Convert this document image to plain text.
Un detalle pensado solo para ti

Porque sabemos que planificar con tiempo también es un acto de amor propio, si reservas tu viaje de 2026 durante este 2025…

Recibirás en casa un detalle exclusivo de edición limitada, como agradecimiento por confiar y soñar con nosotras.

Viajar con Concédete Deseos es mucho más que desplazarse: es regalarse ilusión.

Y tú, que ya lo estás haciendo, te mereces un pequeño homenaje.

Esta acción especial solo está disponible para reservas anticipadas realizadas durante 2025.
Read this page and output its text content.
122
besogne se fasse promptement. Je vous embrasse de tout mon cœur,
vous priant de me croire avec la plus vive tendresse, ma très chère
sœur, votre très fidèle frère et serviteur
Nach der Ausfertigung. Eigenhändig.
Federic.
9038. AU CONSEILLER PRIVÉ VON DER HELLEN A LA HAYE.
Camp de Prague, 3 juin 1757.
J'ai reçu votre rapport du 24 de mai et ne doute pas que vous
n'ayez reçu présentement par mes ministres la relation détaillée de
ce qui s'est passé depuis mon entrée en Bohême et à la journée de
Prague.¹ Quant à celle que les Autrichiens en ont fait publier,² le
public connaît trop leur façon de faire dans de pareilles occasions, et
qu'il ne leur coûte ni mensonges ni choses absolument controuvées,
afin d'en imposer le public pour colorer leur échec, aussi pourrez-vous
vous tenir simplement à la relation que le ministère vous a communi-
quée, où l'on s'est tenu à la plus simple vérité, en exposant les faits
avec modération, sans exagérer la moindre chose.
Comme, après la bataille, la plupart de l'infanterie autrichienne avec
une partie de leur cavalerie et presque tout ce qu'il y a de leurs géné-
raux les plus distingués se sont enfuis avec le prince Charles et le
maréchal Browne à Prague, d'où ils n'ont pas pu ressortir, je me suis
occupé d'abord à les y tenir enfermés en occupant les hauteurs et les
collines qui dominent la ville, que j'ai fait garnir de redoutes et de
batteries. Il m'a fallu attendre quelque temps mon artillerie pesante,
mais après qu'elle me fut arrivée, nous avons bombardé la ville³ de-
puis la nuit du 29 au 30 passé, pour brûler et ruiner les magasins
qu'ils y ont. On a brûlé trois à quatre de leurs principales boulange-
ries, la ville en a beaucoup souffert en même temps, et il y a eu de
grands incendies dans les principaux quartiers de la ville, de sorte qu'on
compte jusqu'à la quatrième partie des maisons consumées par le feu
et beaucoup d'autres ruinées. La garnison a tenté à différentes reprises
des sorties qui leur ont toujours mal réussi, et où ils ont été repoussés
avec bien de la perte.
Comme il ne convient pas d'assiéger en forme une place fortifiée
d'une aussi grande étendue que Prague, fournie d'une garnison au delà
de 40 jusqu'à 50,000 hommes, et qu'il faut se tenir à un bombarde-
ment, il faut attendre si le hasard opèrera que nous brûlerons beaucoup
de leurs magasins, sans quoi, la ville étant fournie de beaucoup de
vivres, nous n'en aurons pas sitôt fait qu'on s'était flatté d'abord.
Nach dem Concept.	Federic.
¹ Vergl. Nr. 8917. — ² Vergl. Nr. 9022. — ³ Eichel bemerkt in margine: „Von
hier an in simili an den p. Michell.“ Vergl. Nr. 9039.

━━━

Task => Of the lines above, copy each that contains "temps".

Exercise solution =>
batteries. Il m'a fallu attendre quelque temps mon artillerie pesante,
ries, la ville en a beaucoup souffert en même temps, et il y a eu de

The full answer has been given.